**Task to carry out**
Skip the pictures and quote all of the lines exactly.

====

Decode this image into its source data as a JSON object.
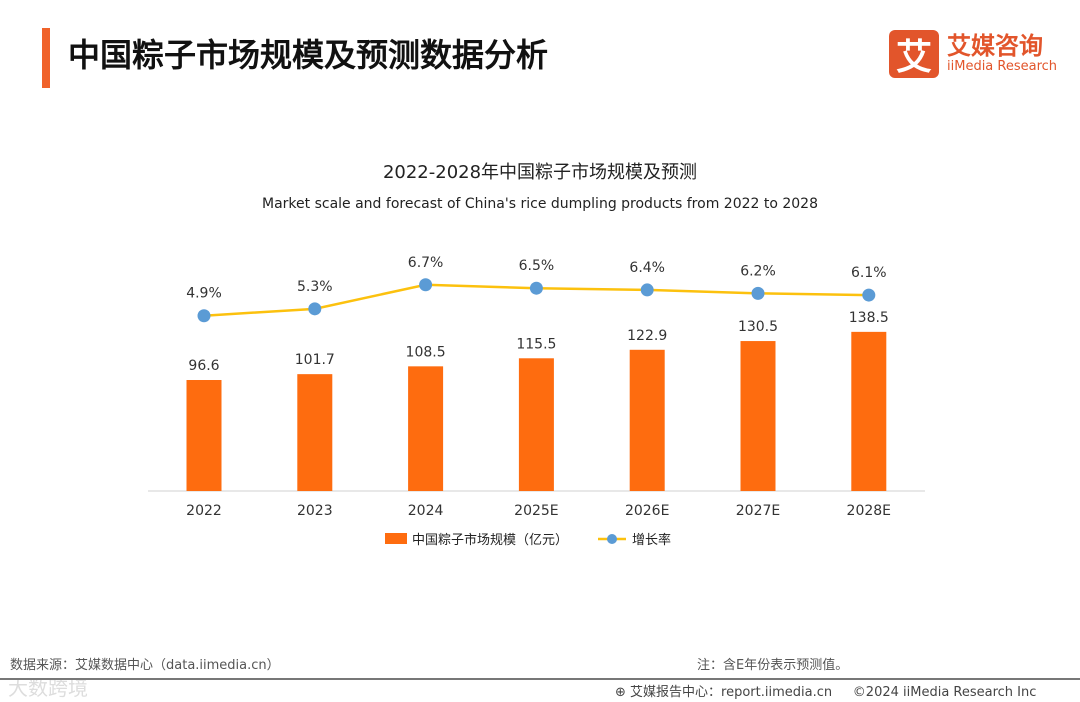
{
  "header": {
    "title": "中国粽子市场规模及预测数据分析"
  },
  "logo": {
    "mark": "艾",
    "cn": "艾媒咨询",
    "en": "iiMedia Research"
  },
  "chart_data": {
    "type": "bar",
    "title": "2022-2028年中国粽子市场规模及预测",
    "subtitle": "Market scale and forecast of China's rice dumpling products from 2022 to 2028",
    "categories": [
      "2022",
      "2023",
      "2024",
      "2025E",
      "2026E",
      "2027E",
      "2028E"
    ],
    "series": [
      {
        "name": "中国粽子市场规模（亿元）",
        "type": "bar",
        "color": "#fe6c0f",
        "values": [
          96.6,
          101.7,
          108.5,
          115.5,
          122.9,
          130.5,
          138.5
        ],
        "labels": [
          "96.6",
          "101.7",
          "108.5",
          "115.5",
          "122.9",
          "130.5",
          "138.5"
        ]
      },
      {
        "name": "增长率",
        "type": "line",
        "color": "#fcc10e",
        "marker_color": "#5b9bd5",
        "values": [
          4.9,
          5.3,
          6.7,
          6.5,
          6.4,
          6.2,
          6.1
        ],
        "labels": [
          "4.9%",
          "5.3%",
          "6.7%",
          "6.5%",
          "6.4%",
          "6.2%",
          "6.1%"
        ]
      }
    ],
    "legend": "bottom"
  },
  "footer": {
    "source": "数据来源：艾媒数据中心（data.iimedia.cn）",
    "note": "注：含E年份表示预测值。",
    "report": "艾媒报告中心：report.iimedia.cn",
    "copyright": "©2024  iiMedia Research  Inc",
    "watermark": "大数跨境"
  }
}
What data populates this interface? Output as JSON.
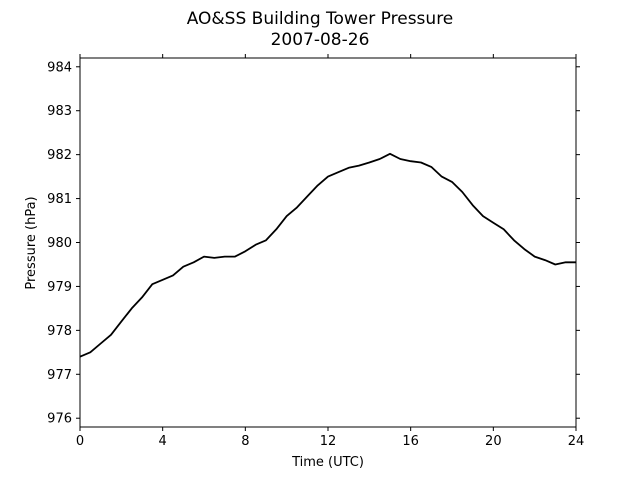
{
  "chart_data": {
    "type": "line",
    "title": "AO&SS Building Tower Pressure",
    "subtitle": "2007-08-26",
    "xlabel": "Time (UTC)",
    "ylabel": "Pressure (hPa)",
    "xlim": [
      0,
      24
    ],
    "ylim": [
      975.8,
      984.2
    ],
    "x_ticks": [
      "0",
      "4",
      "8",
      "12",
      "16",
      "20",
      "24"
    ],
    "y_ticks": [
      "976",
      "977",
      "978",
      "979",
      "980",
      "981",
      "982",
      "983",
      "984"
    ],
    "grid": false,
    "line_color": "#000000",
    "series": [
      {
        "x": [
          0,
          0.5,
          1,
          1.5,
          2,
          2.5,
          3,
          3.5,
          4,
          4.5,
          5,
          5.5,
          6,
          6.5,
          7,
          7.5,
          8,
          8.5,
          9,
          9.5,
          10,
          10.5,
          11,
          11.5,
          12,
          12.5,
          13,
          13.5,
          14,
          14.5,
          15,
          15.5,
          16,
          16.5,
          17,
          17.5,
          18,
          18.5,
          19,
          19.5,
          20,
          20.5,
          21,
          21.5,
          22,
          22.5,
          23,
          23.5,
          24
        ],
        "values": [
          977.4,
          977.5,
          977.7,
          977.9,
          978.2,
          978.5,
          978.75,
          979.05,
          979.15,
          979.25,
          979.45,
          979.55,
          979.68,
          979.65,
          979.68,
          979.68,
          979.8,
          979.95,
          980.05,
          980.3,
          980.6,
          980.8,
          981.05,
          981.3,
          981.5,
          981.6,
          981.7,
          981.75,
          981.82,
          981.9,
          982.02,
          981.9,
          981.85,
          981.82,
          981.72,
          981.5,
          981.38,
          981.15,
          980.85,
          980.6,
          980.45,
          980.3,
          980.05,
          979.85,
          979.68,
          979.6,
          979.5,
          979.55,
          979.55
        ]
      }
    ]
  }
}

====

**The reply**
Decode this image into its source data as a JSON object.
{
  "header": {
    "title": "中国粽子市场规模及预测数据分析"
  },
  "logo": {
    "mark": "艾",
    "cn": "艾媒咨询",
    "en": "iiMedia Research"
  },
  "chart_data": {
    "type": "bar",
    "title": "2022-2028年中国粽子市场规模及预测",
    "subtitle": "Market scale and forecast of China's rice dumpling products from 2022 to 2028",
    "categories": [
      "2022",
      "2023",
      "2024",
      "2025E",
      "2026E",
      "2027E",
      "2028E"
    ],
    "series": [
      {
        "name": "中国粽子市场规模（亿元）",
        "type": "bar",
        "color": "#fe6c0f",
        "values": [
          96.6,
          101.7,
          108.5,
          115.5,
          122.9,
          130.5,
          138.5
        ],
        "labels": [
          "96.6",
          "101.7",
          "108.5",
          "115.5",
          "122.9",
          "130.5",
          "138.5"
        ]
      },
      {
        "name": "增长率",
        "type": "line",
        "color": "#fcc10e",
        "marker_color": "#5b9bd5",
        "values": [
          4.9,
          5.3,
          6.7,
          6.5,
          6.4,
          6.2,
          6.1
        ],
        "labels": [
          "4.9%",
          "5.3%",
          "6.7%",
          "6.5%",
          "6.4%",
          "6.2%",
          "6.1%"
        ]
      }
    ],
    "legend": "bottom"
  },
  "footer": {
    "source": "数据来源：艾媒数据中心（data.iimedia.cn）",
    "note": "注：含E年份表示预测值。",
    "report": "艾媒报告中心：report.iimedia.cn",
    "copyright": "©2024  iiMedia Research  Inc",
    "watermark": "大数跨境"
  }
}
What data populates this interface? Output as JSON.
{
  "chart_data": {
    "type": "line",
    "title": "AO&SS Building Tower Pressure",
    "subtitle": "2007-08-26",
    "xlabel": "Time (UTC)",
    "ylabel": "Pressure (hPa)",
    "xlim": [
      0,
      24
    ],
    "ylim": [
      975.8,
      984.2
    ],
    "x_ticks": [
      "0",
      "4",
      "8",
      "12",
      "16",
      "20",
      "24"
    ],
    "y_ticks": [
      "976",
      "977",
      "978",
      "979",
      "980",
      "981",
      "982",
      "983",
      "984"
    ],
    "grid": false,
    "line_color": "#000000",
    "series": [
      {
        "x": [
          0,
          0.5,
          1,
          1.5,
          2,
          2.5,
          3,
          3.5,
          4,
          4.5,
          5,
          5.5,
          6,
          6.5,
          7,
          7.5,
          8,
          8.5,
          9,
          9.5,
          10,
          10.5,
          11,
          11.5,
          12,
          12.5,
          13,
          13.5,
          14,
          14.5,
          15,
          15.5,
          16,
          16.5,
          17,
          17.5,
          18,
          18.5,
          19,
          19.5,
          20,
          20.5,
          21,
          21.5,
          22,
          22.5,
          23,
          23.5,
          24
        ],
        "values": [
          977.4,
          977.5,
          977.7,
          977.9,
          978.2,
          978.5,
          978.75,
          979.05,
          979.15,
          979.25,
          979.45,
          979.55,
          979.68,
          979.65,
          979.68,
          979.68,
          979.8,
          979.95,
          980.05,
          980.3,
          980.6,
          980.8,
          981.05,
          981.3,
          981.5,
          981.6,
          981.7,
          981.75,
          981.82,
          981.9,
          982.02,
          981.9,
          981.85,
          981.82,
          981.72,
          981.5,
          981.38,
          981.15,
          980.85,
          980.6,
          980.45,
          980.3,
          980.05,
          979.85,
          979.68,
          979.6,
          979.5,
          979.55,
          979.55
        ]
      }
    ]
  }
}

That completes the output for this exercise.